● Work to complete
Reproduce every record exactly as it appears, but not the pictures.

● Dataset

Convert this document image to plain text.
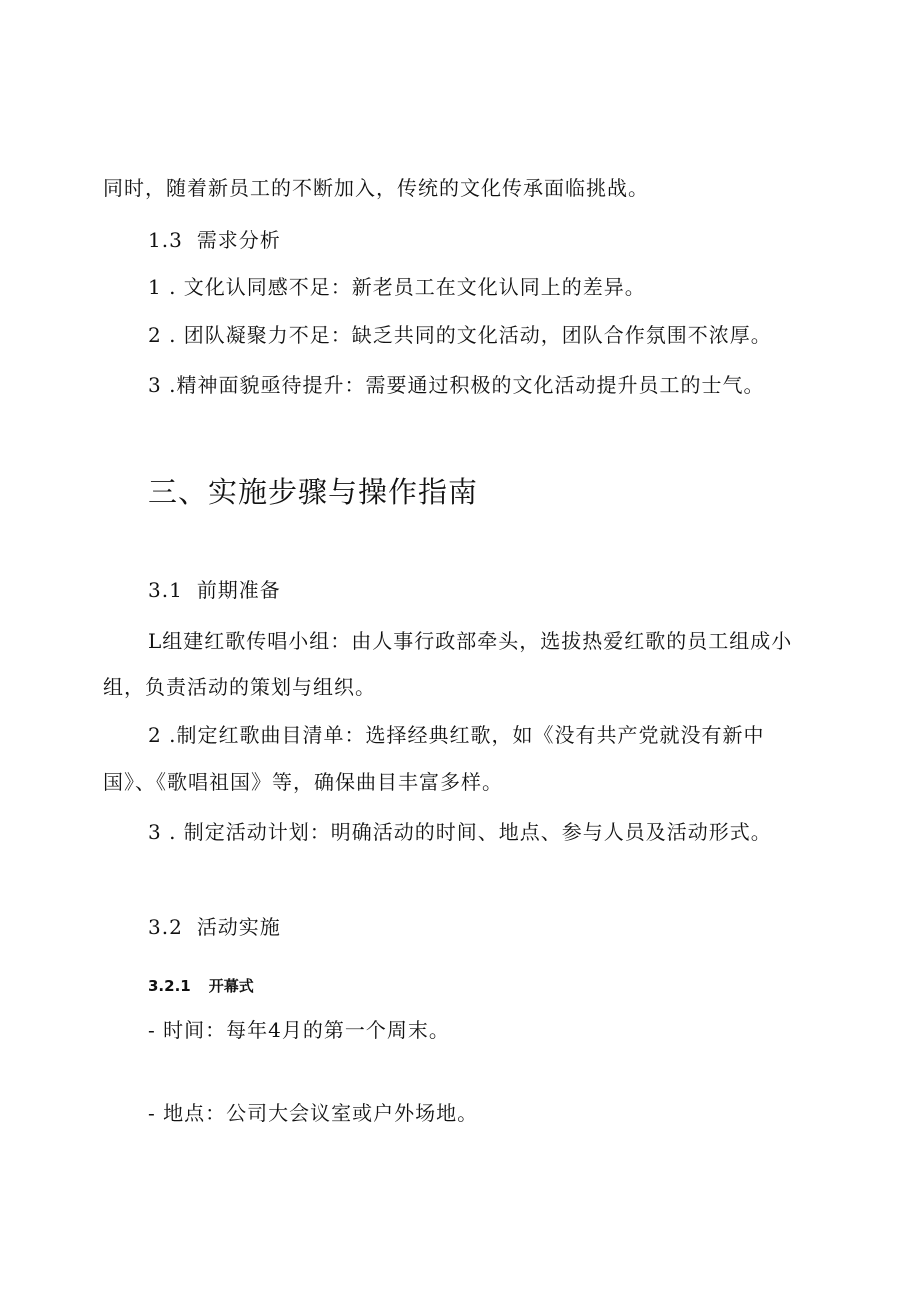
同时，随着新员工的不断加入，传统的文化传承面临挑战。
1.3 需求分析
1 . 文化认同感不足：新老员工在文化认同上的差异。
2 . 团队凝聚力不足：缺乏共同的文化活动，团队合作氛围不浓厚。
3 .精神面貌亟待提升：需要通过积极的文化活动提升员工的士气。
三、实施步骤与操作指南
3.1 前期准备
L组建红歌传唱小组：由人事行政部牵头，选拔热爱红歌的员工组成小
组，负责活动的策划与组织。
2 .制定红歌曲目清单：选择经典红歌，如《没有共产党就没有新中
国》、《歌唱祖国》等，确保曲目丰富多样。
3 . 制定活动计划：明确活动的时间、地点、参与人员及活动形式。
3.2 活动实施
3.2.1 开幕式
- 时间：每年4月的第一个周末。
- 地点：公司大会议室或户外场地。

● Exercise answer
Convert this document image to plain text.
同时，随着新员工的不断加入，传统的文化传承面临挑战。
1.3 需求分析
1 . 文化认同感不足：新老员工在文化认同上的差异。
2 . 团队凝聚力不足：缺乏共同的文化活动，团队合作氛围不浓厚。
3 .精神面貌亟待提升：需要通过积极的文化活动提升员工的士气。
三、实施步骤与操作指南
3.1 前期准备
L组建红歌传唱小组：由人事行政部牵头，选拔热爱红歌的员工组成小
组，负责活动的策划与组织。
2 .制定红歌曲目清单：选择经典红歌，如《没有共产党就没有新中
国》、《歌唱祖国》等，确保曲目丰富多样。
3 . 制定活动计划：明确活动的时间、地点、参与人员及活动形式。
3.2 活动实施
3.2.1 开幕式
- 时间：每年4月的第一个周末。
- 地点：公司大会议室或户外场地。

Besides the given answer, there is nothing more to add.